[START OF Source excerpt]

The Robur LO 3000 is a 3-ton lorry made by the East German industrial vehicle manufacturer VEB Robur-Werke Zittau from 1973 until 1984. The vehicle was sold under IFA's Robur brand. It is the civilian rear-wheel drive Robur model of its time, and was produced alongside the all-wheel drive Robur LO 2002 A model. The LO 3000 is powered by an air-cooled Otto (petrol) engine; a dieselised version of the LO 3000, called the LD 3000, was made from 1982 until 1984, albeit in small numbers. As with its predecessors, the LO 3000 was made in several different versions. The VEB made the vehicle with two different wheelbase options, and offered more than twenty different body styles, including a bus version.

Compared with its predecessor, the LO 3000 has a more powerful engine, ball-and-nut steering, an improved braking system, and thus a higher payload. From 1972 until 1979, the East German design bureaus designed a successor for the Robur LO 3000 – alongside the IFA L60 –, the O611/D609. Despite this design's progression to a point where it could have been put into series production, it was abandoned in favour of keeping the LO 3000 in production. In 1985, the LO 3000 was eventually replaced by the LO 3001, a version of the LO 3000 with minor modifications such as smaller wheels and a skid plate.

[END OF Source excerpt]

__Set exercise a__.
Copy out the records from the line with "bar xyxy=(818,365,865,398)" up to and including the line with "y2-tick-label: 0.5 xyxy=(1021,313,1040,330)".

[START OF Records to process]

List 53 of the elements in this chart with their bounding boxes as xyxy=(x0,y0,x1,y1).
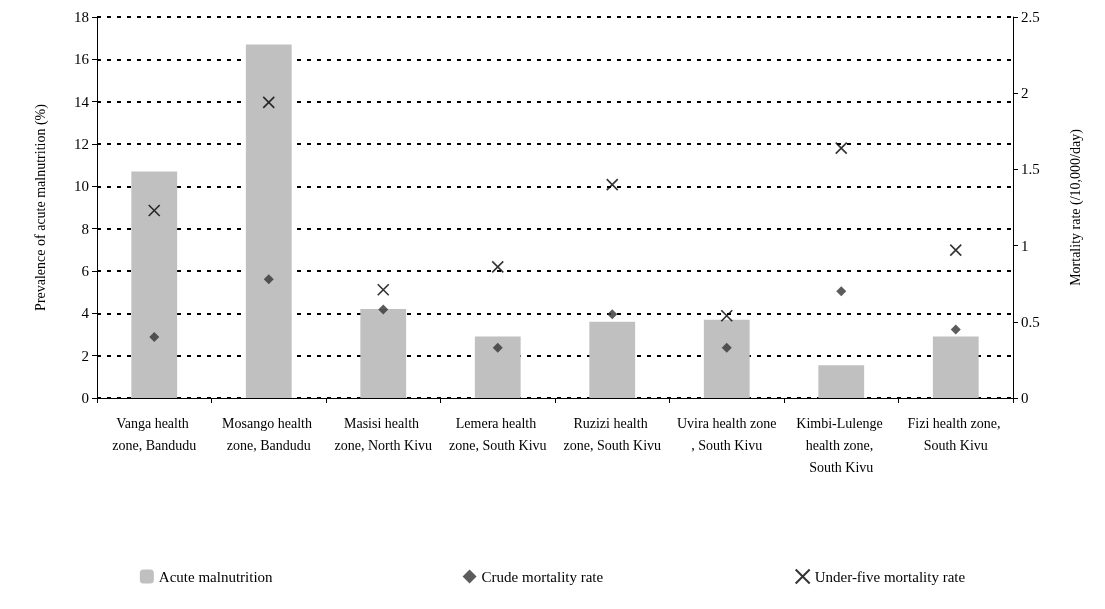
bar xyxy=(818,365,865,398)
y-tick-label: 6 xyxy=(81,263,90,279)
point xyxy=(949,243,963,257)
bar xyxy=(474,336,521,398)
point xyxy=(721,342,732,353)
y-tick-label: 8 xyxy=(81,220,89,237)
point xyxy=(263,274,274,285)
x-tick-label: Kimbi-Lulenge health zone, South Kivu xyxy=(796,415,887,475)
bar xyxy=(589,321,636,398)
bar xyxy=(131,171,178,398)
y2-tick-label: 0 xyxy=(1021,390,1029,406)
point xyxy=(376,283,390,297)
y-tick-label: 0 xyxy=(81,390,89,406)
y2-tick-label: 2.5 xyxy=(1021,9,1040,25)
y-tick-label: 4 xyxy=(81,305,90,322)
legend-label: Under-five mortality rate xyxy=(814,568,966,585)
point xyxy=(262,96,276,109)
bar xyxy=(360,309,407,398)
y2-tick-label: 2 xyxy=(1021,85,1029,102)
x-tick-label: Mosango health zone, Bandudu xyxy=(222,415,316,453)
bar xyxy=(245,44,292,398)
y-tick-label: 14 xyxy=(74,93,90,110)
x-tick-label: Uvira health zone, South Kivu xyxy=(676,415,777,453)
y2-tick-label: 0.5 xyxy=(1021,313,1040,330)
x-tick-label: Fizi health zone, South Kivu xyxy=(907,415,1004,453)
x-tick-label: Lemera health zone, South Kivu xyxy=(448,415,547,453)
point xyxy=(834,141,848,155)
point xyxy=(378,304,389,315)
y-tick-label: 16 xyxy=(74,51,90,68)
y-tick-label: 2 xyxy=(81,347,89,364)
x-tick-label: Vanga health zone, Bandudu xyxy=(112,415,197,453)
legend-label: Acute malnutrition xyxy=(158,568,274,585)
point xyxy=(147,204,161,217)
point xyxy=(720,309,734,322)
y-tick-label: 12 xyxy=(74,136,89,152)
bar xyxy=(932,336,979,398)
x-tick-label: Ruzizi health zone, South Kivu xyxy=(563,415,662,453)
y-tick-label: 10 xyxy=(74,178,89,195)
point xyxy=(492,342,503,353)
y-tick-label: 18 xyxy=(74,9,89,25)
point xyxy=(950,324,961,335)
legend-label: Crude mortality rate xyxy=(481,568,604,585)
point xyxy=(149,332,160,343)
point xyxy=(605,178,619,191)
point xyxy=(836,286,847,297)
y2-tick-label: 1.5 xyxy=(1021,161,1040,178)
point xyxy=(607,309,618,320)
bar xyxy=(703,319,750,398)
y-axis-title: Prevalence of acute malnutrition (%) xyxy=(32,103,49,311)
x-tick-label: Masisi health zone, North Kivu xyxy=(334,415,433,453)
y2-axis-title: Mortality rate (/10,000/day) xyxy=(1067,128,1084,286)
point xyxy=(491,260,505,274)
y2-tick-label: 1 xyxy=(1021,237,1029,254)
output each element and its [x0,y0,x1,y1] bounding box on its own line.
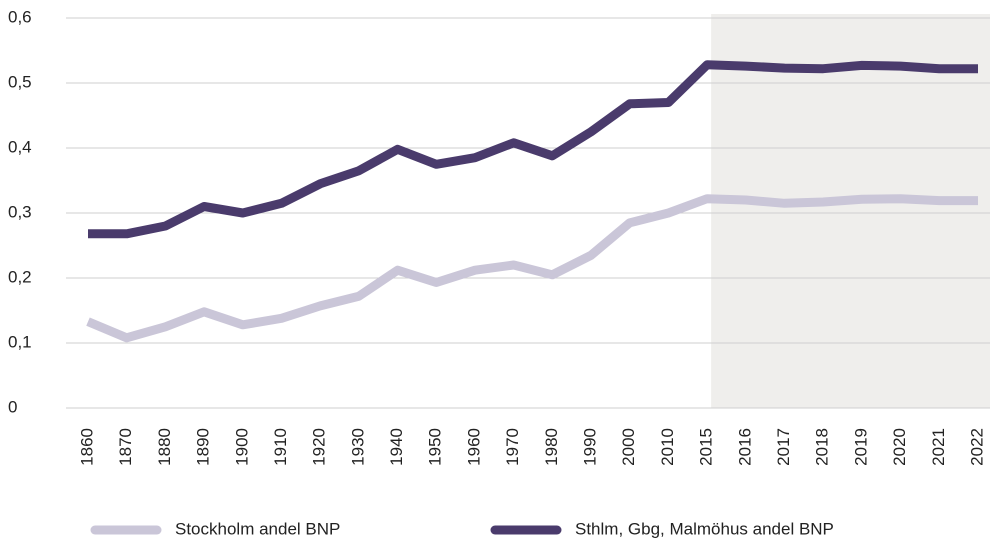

[END OF Records to process]

__Set exercise b__.
Rewrite the Robur LO 3000 text from "The Robur LO 3000 is" up to and including "a bus version.", putting "truck" in place of "lorry".

__Correct output a__.
bar xyxy=(818,365,865,398)
y-tick-label: 6 xyxy=(81,263,90,279)
point xyxy=(949,243,963,257)
bar xyxy=(474,336,521,398)
point xyxy=(721,342,732,353)
y-tick-label: 8 xyxy=(81,220,89,237)
point xyxy=(263,274,274,285)
x-tick-label: Kimbi-Lulenge health zone, South Kivu xyxy=(796,415,887,475)
bar xyxy=(589,321,636,398)
bar xyxy=(131,171,178,398)
y2-tick-label: 0 xyxy=(1021,390,1029,406)
point xyxy=(376,283,390,297)
y-tick-label: 0 xyxy=(81,390,89,406)
y2-tick-label: 2.5 xyxy=(1021,9,1040,25)
y-tick-label: 4 xyxy=(81,305,90,322)
legend-label: Under-five mortality rate xyxy=(814,568,966,585)
point xyxy=(262,96,276,109)
bar xyxy=(360,309,407,398)
y2-tick-label: 2 xyxy=(1021,85,1029,102)
x-tick-label: Mosango health zone, Bandudu xyxy=(222,415,316,453)
bar xyxy=(245,44,292,398)
y-tick-label: 14 xyxy=(74,93,90,110)
x-tick-label: Uvira health zone, South Kivu xyxy=(676,415,777,453)
y2-tick-label: 0.5 xyxy=(1021,313,1040,330)

__Correct output b__.
The Robur LO 3000 is a 3-ton truck made by the East German industrial vehicle manufacturer VEB Robur-Werke Zittau from 1973 until 1984. The vehicle was sold under IFA's Robur brand. It is the civilian rear-wheel drive Robur model of its time, and was produced alongside the all-wheel drive Robur LO 2002 A model. The LO 3000 is powered by an air-cooled Otto (petrol) engine; a dieselised version of the LO 3000, called the LD 3000, was made from 1982 until 1984, albeit in small numbers. As with its predecessors, the LO 3000 was made in several different versions. The VEB made the vehicle with two different wheelbase options, and offered more than twenty different body styles, including a bus version.